Materials provided ->
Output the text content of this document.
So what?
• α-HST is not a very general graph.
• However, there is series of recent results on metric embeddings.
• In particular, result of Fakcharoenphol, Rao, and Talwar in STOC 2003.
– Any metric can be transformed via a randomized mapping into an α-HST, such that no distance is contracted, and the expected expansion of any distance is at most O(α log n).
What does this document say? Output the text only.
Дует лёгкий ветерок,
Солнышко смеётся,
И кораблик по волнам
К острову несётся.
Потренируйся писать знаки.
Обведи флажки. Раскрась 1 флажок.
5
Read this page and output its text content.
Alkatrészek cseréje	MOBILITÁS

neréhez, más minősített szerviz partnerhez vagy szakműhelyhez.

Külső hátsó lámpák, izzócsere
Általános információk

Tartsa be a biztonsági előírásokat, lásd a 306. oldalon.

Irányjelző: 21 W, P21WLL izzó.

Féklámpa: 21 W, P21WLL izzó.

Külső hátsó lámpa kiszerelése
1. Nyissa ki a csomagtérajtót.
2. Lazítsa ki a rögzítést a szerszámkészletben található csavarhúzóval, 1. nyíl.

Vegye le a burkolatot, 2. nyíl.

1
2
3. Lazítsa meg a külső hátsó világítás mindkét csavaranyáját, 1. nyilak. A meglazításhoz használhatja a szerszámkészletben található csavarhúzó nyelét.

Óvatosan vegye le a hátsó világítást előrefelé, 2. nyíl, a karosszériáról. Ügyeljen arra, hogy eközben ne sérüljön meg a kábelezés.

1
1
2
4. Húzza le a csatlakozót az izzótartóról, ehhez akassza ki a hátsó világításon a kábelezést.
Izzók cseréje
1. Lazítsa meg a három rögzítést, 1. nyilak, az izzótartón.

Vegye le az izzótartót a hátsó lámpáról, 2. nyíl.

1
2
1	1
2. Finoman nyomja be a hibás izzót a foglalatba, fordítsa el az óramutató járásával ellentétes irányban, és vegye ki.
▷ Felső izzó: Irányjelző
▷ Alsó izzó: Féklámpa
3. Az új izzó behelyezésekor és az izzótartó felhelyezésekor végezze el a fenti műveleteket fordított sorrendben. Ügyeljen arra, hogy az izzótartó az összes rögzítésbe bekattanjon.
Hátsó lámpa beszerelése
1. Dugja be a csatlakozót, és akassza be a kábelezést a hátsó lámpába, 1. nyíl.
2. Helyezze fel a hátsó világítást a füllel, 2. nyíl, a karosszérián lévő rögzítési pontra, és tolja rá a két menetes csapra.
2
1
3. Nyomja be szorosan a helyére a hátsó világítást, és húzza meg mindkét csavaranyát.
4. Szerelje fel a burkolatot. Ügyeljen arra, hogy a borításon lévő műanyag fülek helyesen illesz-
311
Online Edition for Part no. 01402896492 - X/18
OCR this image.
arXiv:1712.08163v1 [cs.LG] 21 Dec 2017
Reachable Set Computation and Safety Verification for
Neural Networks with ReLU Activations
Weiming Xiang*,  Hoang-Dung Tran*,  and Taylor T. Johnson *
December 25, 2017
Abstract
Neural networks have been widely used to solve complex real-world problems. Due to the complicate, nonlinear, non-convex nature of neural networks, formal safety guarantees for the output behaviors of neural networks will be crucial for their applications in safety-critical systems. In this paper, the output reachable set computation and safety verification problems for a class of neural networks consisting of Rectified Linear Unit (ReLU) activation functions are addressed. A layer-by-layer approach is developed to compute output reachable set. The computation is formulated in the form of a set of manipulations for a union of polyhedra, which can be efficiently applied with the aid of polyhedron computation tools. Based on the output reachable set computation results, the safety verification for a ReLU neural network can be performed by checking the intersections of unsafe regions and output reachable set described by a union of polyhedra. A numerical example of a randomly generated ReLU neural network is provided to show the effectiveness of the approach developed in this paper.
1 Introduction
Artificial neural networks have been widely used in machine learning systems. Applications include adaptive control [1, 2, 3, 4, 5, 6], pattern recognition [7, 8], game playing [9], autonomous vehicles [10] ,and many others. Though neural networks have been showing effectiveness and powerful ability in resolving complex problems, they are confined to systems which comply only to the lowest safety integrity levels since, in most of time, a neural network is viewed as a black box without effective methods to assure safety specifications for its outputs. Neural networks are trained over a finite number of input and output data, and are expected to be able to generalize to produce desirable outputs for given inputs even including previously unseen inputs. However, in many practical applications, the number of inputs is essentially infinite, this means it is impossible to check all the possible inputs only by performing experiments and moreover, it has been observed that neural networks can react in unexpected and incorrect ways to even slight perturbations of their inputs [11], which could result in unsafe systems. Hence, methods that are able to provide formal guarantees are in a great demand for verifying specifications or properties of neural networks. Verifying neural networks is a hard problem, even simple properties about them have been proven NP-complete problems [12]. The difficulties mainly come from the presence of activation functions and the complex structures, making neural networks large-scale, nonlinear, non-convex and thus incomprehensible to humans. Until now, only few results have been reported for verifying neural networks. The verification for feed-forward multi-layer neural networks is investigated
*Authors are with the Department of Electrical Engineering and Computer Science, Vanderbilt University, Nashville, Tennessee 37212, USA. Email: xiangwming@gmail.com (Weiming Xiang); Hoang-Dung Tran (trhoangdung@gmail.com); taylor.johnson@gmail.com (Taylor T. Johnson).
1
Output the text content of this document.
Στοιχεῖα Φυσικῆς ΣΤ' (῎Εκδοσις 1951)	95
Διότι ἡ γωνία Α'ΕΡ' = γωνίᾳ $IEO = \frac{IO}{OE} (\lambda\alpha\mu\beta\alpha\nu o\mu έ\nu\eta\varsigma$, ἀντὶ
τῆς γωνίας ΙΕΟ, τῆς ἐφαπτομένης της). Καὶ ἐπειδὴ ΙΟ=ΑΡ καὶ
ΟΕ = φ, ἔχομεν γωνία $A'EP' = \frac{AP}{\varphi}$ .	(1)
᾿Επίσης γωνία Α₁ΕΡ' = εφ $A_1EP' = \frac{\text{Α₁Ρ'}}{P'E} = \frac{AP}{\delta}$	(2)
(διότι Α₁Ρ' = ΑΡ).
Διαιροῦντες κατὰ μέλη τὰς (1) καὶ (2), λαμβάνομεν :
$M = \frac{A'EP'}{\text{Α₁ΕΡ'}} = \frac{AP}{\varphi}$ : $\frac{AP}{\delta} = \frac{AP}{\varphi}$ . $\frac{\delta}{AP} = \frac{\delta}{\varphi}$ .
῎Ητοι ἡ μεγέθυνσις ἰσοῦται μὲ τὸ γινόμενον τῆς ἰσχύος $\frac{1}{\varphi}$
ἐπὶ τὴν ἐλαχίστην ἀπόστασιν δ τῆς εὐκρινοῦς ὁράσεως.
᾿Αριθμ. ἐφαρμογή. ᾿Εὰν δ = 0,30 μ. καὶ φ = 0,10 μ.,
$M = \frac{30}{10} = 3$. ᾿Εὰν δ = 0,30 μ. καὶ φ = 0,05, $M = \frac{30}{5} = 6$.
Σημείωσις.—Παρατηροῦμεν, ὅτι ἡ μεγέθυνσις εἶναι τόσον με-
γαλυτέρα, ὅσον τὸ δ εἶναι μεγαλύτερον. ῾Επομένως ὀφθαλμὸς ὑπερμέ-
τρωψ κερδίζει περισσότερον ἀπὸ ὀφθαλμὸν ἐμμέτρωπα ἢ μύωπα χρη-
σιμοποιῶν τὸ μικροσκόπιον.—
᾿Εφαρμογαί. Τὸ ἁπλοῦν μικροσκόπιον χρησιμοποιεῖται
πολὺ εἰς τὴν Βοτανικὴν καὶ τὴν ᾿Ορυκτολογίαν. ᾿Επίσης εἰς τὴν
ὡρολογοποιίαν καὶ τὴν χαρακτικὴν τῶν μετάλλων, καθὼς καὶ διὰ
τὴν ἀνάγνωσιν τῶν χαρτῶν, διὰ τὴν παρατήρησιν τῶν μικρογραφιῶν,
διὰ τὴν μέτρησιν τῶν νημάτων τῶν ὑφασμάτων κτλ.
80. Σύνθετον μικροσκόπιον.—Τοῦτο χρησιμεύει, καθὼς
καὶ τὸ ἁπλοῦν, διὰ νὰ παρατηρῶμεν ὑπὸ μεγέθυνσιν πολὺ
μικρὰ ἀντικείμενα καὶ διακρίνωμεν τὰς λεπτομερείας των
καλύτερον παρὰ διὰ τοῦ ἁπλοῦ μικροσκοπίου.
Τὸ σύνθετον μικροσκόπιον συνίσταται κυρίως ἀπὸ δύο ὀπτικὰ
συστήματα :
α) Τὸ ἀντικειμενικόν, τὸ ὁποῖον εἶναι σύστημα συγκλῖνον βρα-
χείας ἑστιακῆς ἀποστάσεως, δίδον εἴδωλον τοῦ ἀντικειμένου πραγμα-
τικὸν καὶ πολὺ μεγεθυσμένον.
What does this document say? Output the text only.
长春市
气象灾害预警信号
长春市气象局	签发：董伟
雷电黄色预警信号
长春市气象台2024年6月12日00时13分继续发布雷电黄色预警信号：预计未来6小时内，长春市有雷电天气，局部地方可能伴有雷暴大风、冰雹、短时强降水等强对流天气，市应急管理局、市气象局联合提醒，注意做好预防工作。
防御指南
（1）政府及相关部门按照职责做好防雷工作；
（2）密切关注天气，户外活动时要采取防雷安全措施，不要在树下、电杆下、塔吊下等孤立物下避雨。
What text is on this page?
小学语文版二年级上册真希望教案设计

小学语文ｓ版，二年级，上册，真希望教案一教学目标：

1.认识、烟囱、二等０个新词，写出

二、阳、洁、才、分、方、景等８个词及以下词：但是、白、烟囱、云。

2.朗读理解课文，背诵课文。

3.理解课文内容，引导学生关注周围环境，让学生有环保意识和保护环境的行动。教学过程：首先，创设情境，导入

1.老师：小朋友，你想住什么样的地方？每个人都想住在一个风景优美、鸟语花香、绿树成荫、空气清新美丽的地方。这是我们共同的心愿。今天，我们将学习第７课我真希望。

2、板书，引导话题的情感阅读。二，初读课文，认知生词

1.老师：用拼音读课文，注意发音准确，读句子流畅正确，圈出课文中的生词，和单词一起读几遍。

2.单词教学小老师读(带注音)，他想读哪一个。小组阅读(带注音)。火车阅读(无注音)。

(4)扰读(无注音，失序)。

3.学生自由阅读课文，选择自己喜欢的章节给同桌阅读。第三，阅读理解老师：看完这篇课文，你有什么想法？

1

Objective -> From the records above, copy every line that holds the word "Johnson".

Correct result ->
Weiming Xiang*,  Hoang-Dung Tran*,  and Taylor T. Johnson *
*Authors are with the Department of Electrical Engineering and Computer Science, Vanderbilt University, Nashville, Tennessee 37212, USA. Email: xiangwming@gmail.com (Weiming Xiang); Hoang-Dung Tran (trhoangdung@gmail.com); taylor.johnson@gmail.com (Taylor T. Johnson).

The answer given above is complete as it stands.